━━━ Dataset ━━━
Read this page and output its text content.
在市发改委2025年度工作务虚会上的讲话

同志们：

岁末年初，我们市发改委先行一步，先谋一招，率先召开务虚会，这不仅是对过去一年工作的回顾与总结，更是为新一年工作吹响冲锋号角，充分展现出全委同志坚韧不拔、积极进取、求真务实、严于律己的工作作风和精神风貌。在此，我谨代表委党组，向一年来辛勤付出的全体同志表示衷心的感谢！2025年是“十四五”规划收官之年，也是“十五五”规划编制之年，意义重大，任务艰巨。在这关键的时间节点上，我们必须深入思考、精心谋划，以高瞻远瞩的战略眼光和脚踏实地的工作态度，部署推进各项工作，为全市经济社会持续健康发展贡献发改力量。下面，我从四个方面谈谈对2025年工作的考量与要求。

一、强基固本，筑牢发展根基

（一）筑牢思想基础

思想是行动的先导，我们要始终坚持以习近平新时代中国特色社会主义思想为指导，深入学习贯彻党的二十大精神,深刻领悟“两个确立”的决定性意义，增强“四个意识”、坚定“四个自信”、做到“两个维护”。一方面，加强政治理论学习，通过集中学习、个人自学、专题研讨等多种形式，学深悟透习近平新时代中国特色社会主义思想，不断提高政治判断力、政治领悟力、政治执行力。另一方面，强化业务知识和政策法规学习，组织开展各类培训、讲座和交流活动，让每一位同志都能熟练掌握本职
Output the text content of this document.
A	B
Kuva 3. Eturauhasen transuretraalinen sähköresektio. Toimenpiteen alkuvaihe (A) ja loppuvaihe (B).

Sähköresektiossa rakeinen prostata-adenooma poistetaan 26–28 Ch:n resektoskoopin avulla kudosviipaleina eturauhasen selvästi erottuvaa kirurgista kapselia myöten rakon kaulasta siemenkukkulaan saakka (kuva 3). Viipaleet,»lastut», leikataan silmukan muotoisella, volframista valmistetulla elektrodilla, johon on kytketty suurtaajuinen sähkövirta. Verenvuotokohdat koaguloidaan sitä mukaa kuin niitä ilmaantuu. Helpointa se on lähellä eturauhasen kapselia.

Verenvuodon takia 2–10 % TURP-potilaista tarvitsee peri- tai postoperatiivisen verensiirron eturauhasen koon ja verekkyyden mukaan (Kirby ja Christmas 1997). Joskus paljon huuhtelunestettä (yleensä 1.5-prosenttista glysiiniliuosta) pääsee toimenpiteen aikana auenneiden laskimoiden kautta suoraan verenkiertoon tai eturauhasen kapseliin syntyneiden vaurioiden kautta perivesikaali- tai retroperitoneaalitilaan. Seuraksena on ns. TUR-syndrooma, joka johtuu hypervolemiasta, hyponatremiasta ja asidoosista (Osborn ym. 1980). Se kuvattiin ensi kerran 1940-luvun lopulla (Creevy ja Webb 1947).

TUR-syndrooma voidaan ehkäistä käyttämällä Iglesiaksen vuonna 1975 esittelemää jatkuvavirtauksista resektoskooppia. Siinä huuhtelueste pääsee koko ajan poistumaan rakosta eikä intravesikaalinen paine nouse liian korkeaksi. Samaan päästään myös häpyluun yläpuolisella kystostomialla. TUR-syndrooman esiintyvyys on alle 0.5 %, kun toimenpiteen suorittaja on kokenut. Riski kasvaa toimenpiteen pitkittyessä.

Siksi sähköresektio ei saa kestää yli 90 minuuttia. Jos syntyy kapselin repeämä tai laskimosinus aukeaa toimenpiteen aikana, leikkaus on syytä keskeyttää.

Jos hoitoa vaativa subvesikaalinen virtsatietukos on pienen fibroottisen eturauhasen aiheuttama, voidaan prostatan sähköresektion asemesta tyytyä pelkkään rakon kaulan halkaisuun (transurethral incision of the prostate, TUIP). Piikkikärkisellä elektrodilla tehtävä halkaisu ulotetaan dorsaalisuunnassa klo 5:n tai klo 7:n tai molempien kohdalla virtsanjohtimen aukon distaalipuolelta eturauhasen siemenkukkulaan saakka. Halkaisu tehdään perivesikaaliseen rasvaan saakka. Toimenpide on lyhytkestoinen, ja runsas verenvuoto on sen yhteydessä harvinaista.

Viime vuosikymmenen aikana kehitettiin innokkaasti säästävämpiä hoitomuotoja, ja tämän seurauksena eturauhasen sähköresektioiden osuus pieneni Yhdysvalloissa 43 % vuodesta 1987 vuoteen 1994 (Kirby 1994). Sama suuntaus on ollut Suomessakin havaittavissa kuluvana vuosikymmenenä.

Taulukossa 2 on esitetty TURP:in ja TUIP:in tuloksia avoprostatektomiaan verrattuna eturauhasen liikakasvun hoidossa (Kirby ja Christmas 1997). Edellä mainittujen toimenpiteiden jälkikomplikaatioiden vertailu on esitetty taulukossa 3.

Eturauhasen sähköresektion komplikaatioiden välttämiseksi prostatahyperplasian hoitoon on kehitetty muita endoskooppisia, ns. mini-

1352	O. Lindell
━━━
Give an exact repetition of all the material.

Read this page and output its text content.
在市发改委2025年度工作务虚会上的讲话

同志们：

岁末年初，我们市发改委先行一步，先谋一招，率先召开务虚会，这不仅是对过去一年工作的回顾与总结，更是为新一年工作吹响冲锋号角，充分展现出全委同志坚韧不拔、积极进取、求真务实、严于律己的工作作风和精神风貌。在此，我谨代表委党组，向一年来辛勤付出的全体同志表示衷心的感谢！2025年是“十四五”规划收官之年，也是“十五五”规划编制之年，意义重大，任务艰巨。在这关键的时间节点上，我们必须深入思考、精心谋划，以高瞻远瞩的战略眼光和脚踏实地的工作态度，部署推进各项工作，为全市经济社会持续健康发展贡献发改力量。下面，我从四个方面谈谈对2025年工作的考量与要求。

一、强基固本，筑牢发展根基

（一）筑牢思想基础

思想是行动的先导，我们要始终坚持以习近平新时代中国特色社会主义思想为指导，深入学习贯彻党的二十大精神,深刻领悟“两个确立”的决定性意义，增强“四个意识”、坚定“四个自信”、做到“两个维护”。一方面，加强政治理论学习，通过集中学习、个人自学、专题研讨等多种形式，学深悟透习近平新时代中国特色社会主义思想，不断提高政治判断力、政治领悟力、政治执行力。另一方面，强化业务知识和政策法规学习，组织开展各类培训、讲座和交流活动，让每一位同志都能熟练掌握本职
Output the text content of this document.
A	B
Kuva 3. Eturauhasen transuretraalinen sähköresektio. Toimenpiteen alkuvaihe (A) ja loppuvaihe (B).

Sähköresektiossa rakeinen prostata-adenooma poistetaan 26–28 Ch:n resektoskoopin avulla kudosviipaleina eturauhasen selvästi erottuvaa kirurgista kapselia myöten rakon kaulasta siemenkukkulaan saakka (kuva 3). Viipaleet,»lastut», leikataan silmukan muotoisella, volframista valmistetulla elektrodilla, johon on kytketty suurtaajuinen sähkövirta. Verenvuotokohdat koaguloidaan sitä mukaa kuin niitä ilmaantuu. Helpointa se on lähellä eturauhasen kapselia.

Verenvuodon takia 2–10 % TURP-potilaista tarvitsee peri- tai postoperatiivisen verensiirron eturauhasen koon ja verekkyyden mukaan (Kirby ja Christmas 1997). Joskus paljon huuhtelunestettä (yleensä 1.5-prosenttista glysiiniliuosta) pääsee toimenpiteen aikana auenneiden laskimoiden kautta suoraan verenkiertoon tai eturauhasen kapseliin syntyneiden vaurioiden kautta perivesikaali- tai retroperitoneaalitilaan. Seuraksena on ns. TUR-syndrooma, joka johtuu hypervolemiasta, hyponatremiasta ja asidoosista (Osborn ym. 1980). Se kuvattiin ensi kerran 1940-luvun lopulla (Creevy ja Webb 1947).

TUR-syndrooma voidaan ehkäistä käyttämällä Iglesiaksen vuonna 1975 esittelemää jatkuvavirtauksista resektoskooppia. Siinä huuhtelueste pääsee koko ajan poistumaan rakosta eikä intravesikaalinen paine nouse liian korkeaksi. Samaan päästään myös häpyluun yläpuolisella kystostomialla. TUR-syndrooman esiintyvyys on alle 0.5 %, kun toimenpiteen suorittaja on kokenut. Riski kasvaa toimenpiteen pitkittyessä.

Siksi sähköresektio ei saa kestää yli 90 minuuttia. Jos syntyy kapselin repeämä tai laskimosinus aukeaa toimenpiteen aikana, leikkaus on syytä keskeyttää.

Jos hoitoa vaativa subvesikaalinen virtsatietukos on pienen fibroottisen eturauhasen aiheuttama, voidaan prostatan sähköresektion asemesta tyytyä pelkkään rakon kaulan halkaisuun (transurethral incision of the prostate, TUIP). Piikkikärkisellä elektrodilla tehtävä halkaisu ulotetaan dorsaalisuunnassa klo 5:n tai klo 7:n tai molempien kohdalla virtsanjohtimen aukon distaalipuolelta eturauhasen siemenkukkulaan saakka. Halkaisu tehdään perivesikaaliseen rasvaan saakka. Toimenpide on lyhytkestoinen, ja runsas verenvuoto on sen yhteydessä harvinaista.

Viime vuosikymmenen aikana kehitettiin innokkaasti säästävämpiä hoitomuotoja, ja tämän seurauksena eturauhasen sähköresektioiden osuus pieneni Yhdysvalloissa 43 % vuodesta 1987 vuoteen 1994 (Kirby 1994). Sama suuntaus on ollut Suomessakin havaittavissa kuluvana vuosikymmenenä.

Taulukossa 2 on esitetty TURP:in ja TUIP:in tuloksia avoprostatektomiaan verrattuna eturauhasen liikakasvun hoidossa (Kirby ja Christmas 1997). Edellä mainittujen toimenpiteiden jälkikomplikaatioiden vertailu on esitetty taulukossa 3.

Eturauhasen sähköresektion komplikaatioiden välttämiseksi prostatahyperplasian hoitoon on kehitetty muita endoskooppisia, ns. mini-

1352	O. Lindell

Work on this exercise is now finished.